Repeat all of the records verbatim.
★ ★ ★ ★ ★ ★ ★
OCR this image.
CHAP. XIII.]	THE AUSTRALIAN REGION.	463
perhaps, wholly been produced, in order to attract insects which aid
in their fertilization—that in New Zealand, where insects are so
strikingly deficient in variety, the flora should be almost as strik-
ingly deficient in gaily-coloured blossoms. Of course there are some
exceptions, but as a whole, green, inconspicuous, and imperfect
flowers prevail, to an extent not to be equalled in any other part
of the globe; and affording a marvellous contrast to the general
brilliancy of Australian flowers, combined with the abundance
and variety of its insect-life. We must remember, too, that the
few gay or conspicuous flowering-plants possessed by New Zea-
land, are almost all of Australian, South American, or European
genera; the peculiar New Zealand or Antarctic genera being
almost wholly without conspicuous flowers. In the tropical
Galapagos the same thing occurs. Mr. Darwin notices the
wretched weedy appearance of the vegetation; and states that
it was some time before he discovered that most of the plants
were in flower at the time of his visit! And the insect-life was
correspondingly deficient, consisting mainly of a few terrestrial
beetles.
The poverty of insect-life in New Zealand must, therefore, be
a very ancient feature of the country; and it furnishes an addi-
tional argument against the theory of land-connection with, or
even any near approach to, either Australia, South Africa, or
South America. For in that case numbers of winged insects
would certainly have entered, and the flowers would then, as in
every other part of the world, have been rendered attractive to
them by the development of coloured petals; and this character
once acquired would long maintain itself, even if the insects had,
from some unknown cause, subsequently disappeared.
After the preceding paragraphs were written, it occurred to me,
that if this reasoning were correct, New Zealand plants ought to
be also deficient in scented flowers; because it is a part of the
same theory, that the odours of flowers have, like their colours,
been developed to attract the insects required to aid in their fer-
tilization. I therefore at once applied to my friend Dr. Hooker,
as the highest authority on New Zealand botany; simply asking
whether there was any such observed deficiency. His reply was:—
★ ★ ★ ★ ★ ★ ★
> _The reply_
OCR this image.
CHAP. XIII.]	THE AUSTRALIAN REGION.	463
perhaps, wholly been produced, in order to attract insects which aid
in their fertilization—that in New Zealand, where insects are so
strikingly deficient in variety, the flora should be almost as strik-
ingly deficient in gaily-coloured blossoms. Of course there are some
exceptions, but as a whole, green, inconspicuous, and imperfect
flowers prevail, to an extent not to be equalled in any other part
of the globe; and affording a marvellous contrast to the general
brilliancy of Australian flowers, combined with the abundance
and variety of its insect-life. We must remember, too, that the
few gay or conspicuous flowering-plants possessed by New Zea-
land, are almost all of Australian, South American, or European
genera; the peculiar New Zealand or Antarctic genera being
almost wholly without conspicuous flowers. In the tropical
Galapagos the same thing occurs. Mr. Darwin notices the
wretched weedy appearance of the vegetation; and states that
it was some time before he discovered that most of the plants
were in flower at the time of his visit! And the insect-life was
correspondingly deficient, consisting mainly of a few terrestrial
beetles.
The poverty of insect-life in New Zealand must, therefore, be
a very ancient feature of the country; and it furnishes an addi-
tional argument against the theory of land-connection with, or
even any near approach to, either Australia, South Africa, or
South America. For in that case numbers of winged insects
would certainly have entered, and the flowers would then, as in
every other part of the world, have been rendered attractive to
them by the development of coloured petals; and this character
once acquired would long maintain itself, even if the insects had,
from some unknown cause, subsequently disappeared.
After the preceding paragraphs were written, it occurred to me,
that if this reasoning were correct, New Zealand plants ought to
be also deficient in scented flowers; because it is a part of the
same theory, that the odours of flowers have, like their colours,
been developed to attract the insects required to aid in their fer-
tilization. I therefore at once applied to my friend Dr. Hooker,
as the highest authority on New Zealand botany; simply asking
whether there was any such observed deficiency. His reply was:—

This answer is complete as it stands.